### DATA LISTING
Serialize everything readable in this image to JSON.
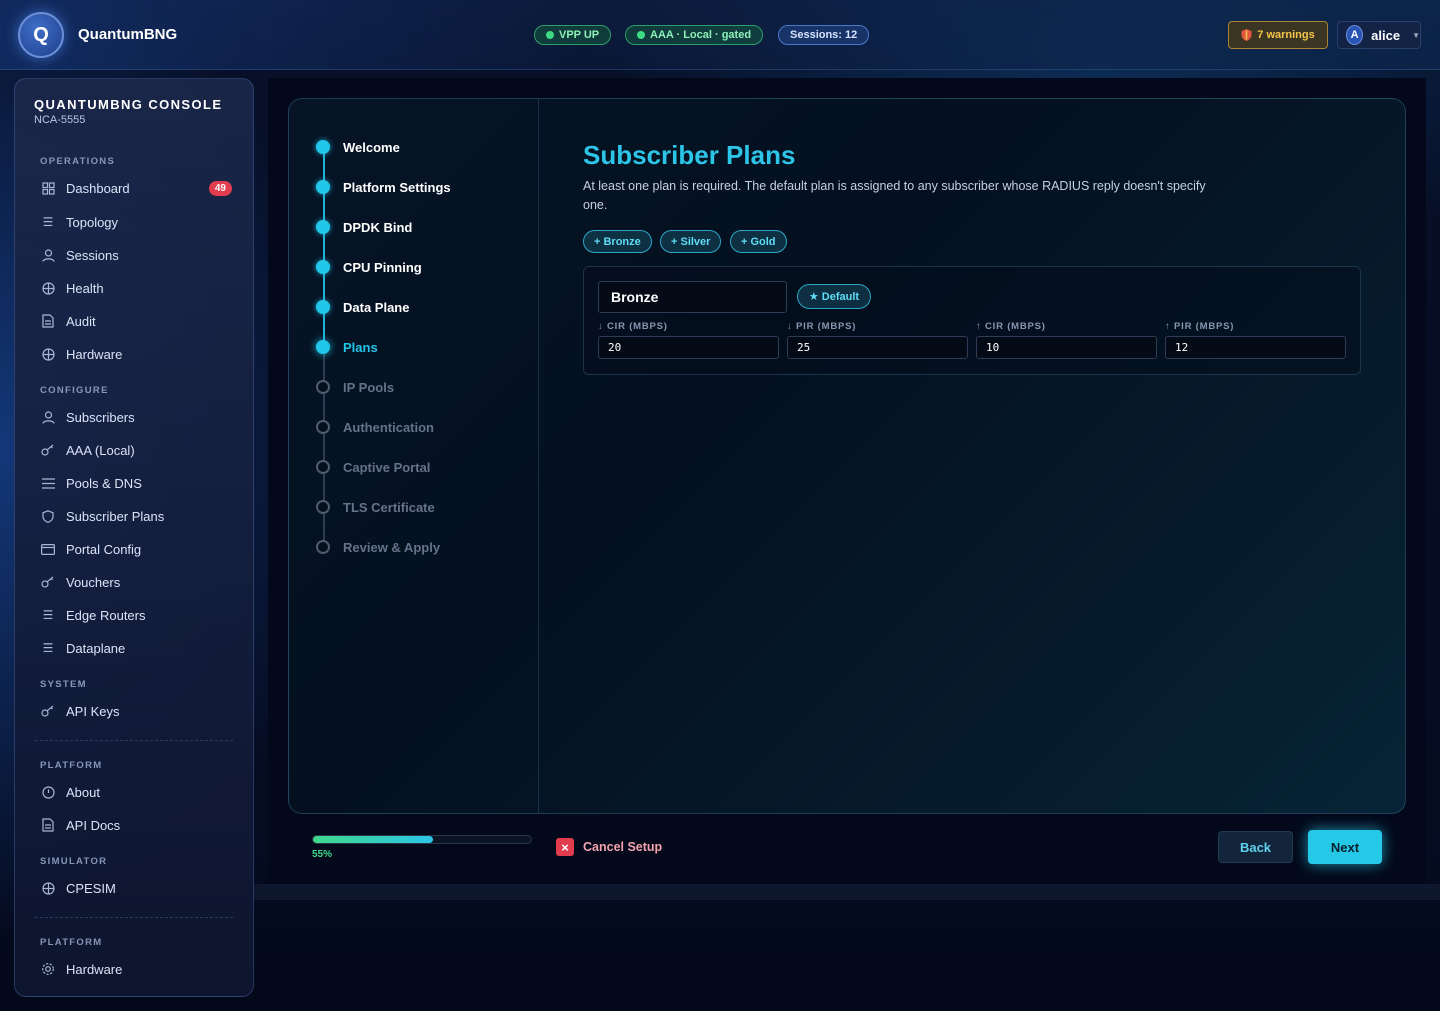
{
  "header": {
    "brand": "QuantumBNG",
    "logo_letter": "Q",
    "status_pills": [
      {
        "label": "VPP UP",
        "color": "#3ddc84"
      },
      {
        "label": "AAA · Local · gated",
        "color": "#3ddc84"
      },
      {
        "label": "Sessions: 12"
      }
    ],
    "warnings_label": "7 warnings",
    "warnings_icon": "shield-icon",
    "user_initial": "A",
    "user_name": "alice"
  },
  "sidebar": {
    "title": "QUANTUMBNG CONSOLE",
    "subtitle": "NCA-5555",
    "sections": [
      {
        "label": "OPERATIONS",
        "items": [
          {
            "label": "Dashboard",
            "icon": "grid-icon",
            "badge": "49"
          },
          {
            "label": "Topology",
            "icon": "sliders-icon"
          },
          {
            "label": "Sessions",
            "icon": "user-icon"
          },
          {
            "label": "Health",
            "icon": "globe-icon"
          },
          {
            "label": "Audit",
            "icon": "document-icon"
          },
          {
            "label": "Hardware",
            "icon": "globe-icon"
          }
        ]
      },
      {
        "label": "CONFIGURE",
        "items": [
          {
            "label": "Subscribers",
            "icon": "user-icon"
          },
          {
            "label": "AAA (Local)",
            "icon": "key-icon"
          },
          {
            "label": "Pools & DNS",
            "icon": "list-icon"
          },
          {
            "label": "Subscriber Plans",
            "icon": "shield-icon"
          },
          {
            "label": "Portal Config",
            "icon": "window-icon"
          },
          {
            "label": "Vouchers",
            "icon": "key-icon"
          },
          {
            "label": "Edge Routers",
            "icon": "sliders-icon"
          },
          {
            "label": "Dataplane",
            "icon": "sliders-icon"
          }
        ]
      },
      {
        "label": "SYSTEM",
        "items": [
          {
            "label": "API Keys",
            "icon": "key-icon"
          }
        ]
      },
      {
        "label": "PLATFORM",
        "items": [
          {
            "label": "About",
            "icon": "info-icon"
          },
          {
            "label": "API Docs",
            "icon": "document-icon"
          }
        ]
      },
      {
        "label": "SIMULATOR",
        "items": [
          {
            "label": "CPESIM",
            "icon": "globe-icon"
          }
        ]
      },
      {
        "label": "PLATFORM",
        "items": [
          {
            "label": "Hardware",
            "icon": "gear-icon"
          }
        ]
      }
    ]
  },
  "wizard": {
    "steps": [
      {
        "label": "Welcome",
        "state": "done"
      },
      {
        "label": "Platform Settings",
        "state": "done"
      },
      {
        "label": "DPDK Bind",
        "state": "done"
      },
      {
        "label": "CPU Pinning",
        "state": "done"
      },
      {
        "label": "Data Plane",
        "state": "done"
      },
      {
        "label": "Plans",
        "state": "current"
      },
      {
        "label": "IP Pools",
        "state": "todo"
      },
      {
        "label": "Authentication",
        "state": "todo"
      },
      {
        "label": "Captive Portal",
        "state": "todo"
      },
      {
        "label": "TLS Certificate",
        "state": "todo"
      },
      {
        "label": "Review & Apply",
        "state": "todo"
      }
    ],
    "title": "Subscriber Plans",
    "description": "At least one plan is required. The default plan is assigned to any subscriber whose RADIUS reply doesn't specify one.",
    "add_buttons": [
      "+ Bronze",
      "+ Silver",
      "+ Gold"
    ],
    "plan": {
      "name": "Bronze",
      "default_label": "Default",
      "fields": [
        {
          "label": "↓ CIR (MBPS)",
          "value": "20"
        },
        {
          "label": "↓ PIR (MBPS)",
          "value": "25"
        },
        {
          "label": "↑ CIR (MBPS)",
          "value": "10"
        },
        {
          "label": "↑ PIR (MBPS)",
          "value": "12"
        }
      ]
    },
    "progress_percent": 55,
    "progress_label": "55%",
    "cancel_label": "Cancel Setup",
    "back_label": "Back",
    "next_label": "Next"
  }
}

### WORK TO BE COMPLETED
Print the entries above exactly, taking out only the pictures.

### ANSWER TO THE TASK
Serialize everything readable in this image to JSON.
{
  "header": {
    "brand": "QuantumBNG",
    "logo_letter": "Q",
    "status_pills": [
      {
        "label": "VPP UP",
        "color": "#3ddc84"
      },
      {
        "label": "AAA · Local · gated",
        "color": "#3ddc84"
      },
      {
        "label": "Sessions: 12"
      }
    ],
    "warnings_label": "7 warnings",
    "warnings_icon": "shield-icon",
    "user_initial": "A",
    "user_name": "alice"
  },
  "sidebar": {
    "title": "QUANTUMBNG CONSOLE",
    "subtitle": "NCA-5555",
    "sections": [
      {
        "label": "OPERATIONS",
        "items": [
          {
            "label": "Dashboard",
            "icon": "grid-icon",
            "badge": "49"
          },
          {
            "label": "Topology",
            "icon": "sliders-icon"
          },
          {
            "label": "Sessions",
            "icon": "user-icon"
          },
          {
            "label": "Health",
            "icon": "globe-icon"
          },
          {
            "label": "Audit",
            "icon": "document-icon"
          },
          {
            "label": "Hardware",
            "icon": "globe-icon"
          }
        ]
      },
      {
        "label": "CONFIGURE",
        "items": [
          {
            "label": "Subscribers",
            "icon": "user-icon"
          },
          {
            "label": "AAA (Local)",
            "icon": "key-icon"
          },
          {
            "label": "Pools & DNS",
            "icon": "list-icon"
          },
          {
            "label": "Subscriber Plans",
            "icon": "shield-icon"
          },
          {
            "label": "Portal Config",
            "icon": "window-icon"
          },
          {
            "label": "Vouchers",
            "icon": "key-icon"
          },
          {
            "label": "Edge Routers",
            "icon": "sliders-icon"
          },
          {
            "label": "Dataplane",
            "icon": "sliders-icon"
          }
        ]
      },
      {
        "label": "SYSTEM",
        "items": [
          {
            "label": "API Keys",
            "icon": "key-icon"
          }
        ]
      },
      {
        "label": "PLATFORM",
        "items": [
          {
            "label": "About",
            "icon": "info-icon"
          },
          {
            "label": "API Docs",
            "icon": "document-icon"
          }
        ]
      },
      {
        "label": "SIMULATOR",
        "items": [
          {
            "label": "CPESIM",
            "icon": "globe-icon"
          }
        ]
      },
      {
        "label": "PLATFORM",
        "items": [
          {
            "label": "Hardware",
            "icon": "gear-icon"
          }
        ]
      }
    ]
  },
  "wizard": {
    "steps": [
      {
        "label": "Welcome",
        "state": "done"
      },
      {
        "label": "Platform Settings",
        "state": "done"
      },
      {
        "label": "DPDK Bind",
        "state": "done"
      },
      {
        "label": "CPU Pinning",
        "state": "done"
      },
      {
        "label": "Data Plane",
        "state": "done"
      },
      {
        "label": "Plans",
        "state": "current"
      },
      {
        "label": "IP Pools",
        "state": "todo"
      },
      {
        "label": "Authentication",
        "state": "todo"
      },
      {
        "label": "Captive Portal",
        "state": "todo"
      },
      {
        "label": "TLS Certificate",
        "state": "todo"
      },
      {
        "label": "Review & Apply",
        "state": "todo"
      }
    ],
    "title": "Subscriber Plans",
    "description": "At least one plan is required. The default plan is assigned to any subscriber whose RADIUS reply doesn't specify one.",
    "add_buttons": [
      "+ Bronze",
      "+ Silver",
      "+ Gold"
    ],
    "plan": {
      "name": "Bronze",
      "default_label": "Default",
      "fields": [
        {
          "label": "↓ CIR (MBPS)",
          "value": "20"
        },
        {
          "label": "↓ PIR (MBPS)",
          "value": "25"
        },
        {
          "label": "↑ CIR (MBPS)",
          "value": "10"
        },
        {
          "label": "↑ PIR (MBPS)",
          "value": "12"
        }
      ]
    },
    "progress_percent": 55,
    "progress_label": "55%",
    "cancel_label": "Cancel Setup",
    "back_label": "Back",
    "next_label": "Next"
  }
}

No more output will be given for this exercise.